##### The data

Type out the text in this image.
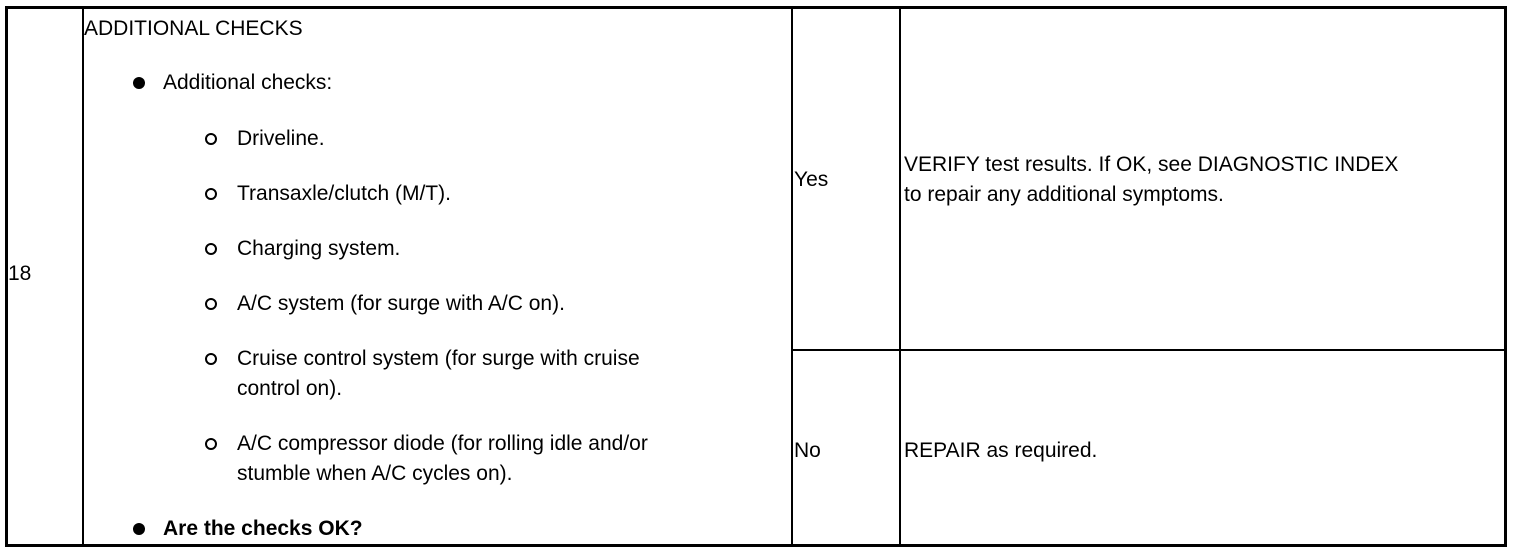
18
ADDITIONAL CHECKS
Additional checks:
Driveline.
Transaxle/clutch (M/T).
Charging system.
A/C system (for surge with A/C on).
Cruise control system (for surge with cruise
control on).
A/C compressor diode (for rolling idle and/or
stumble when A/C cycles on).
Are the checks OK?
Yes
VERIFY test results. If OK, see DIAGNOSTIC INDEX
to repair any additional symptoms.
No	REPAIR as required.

##########

### Written request:
From the data above, work out how many lines contain the string "system" and reply with only the number.

### Answer to the exercise:
3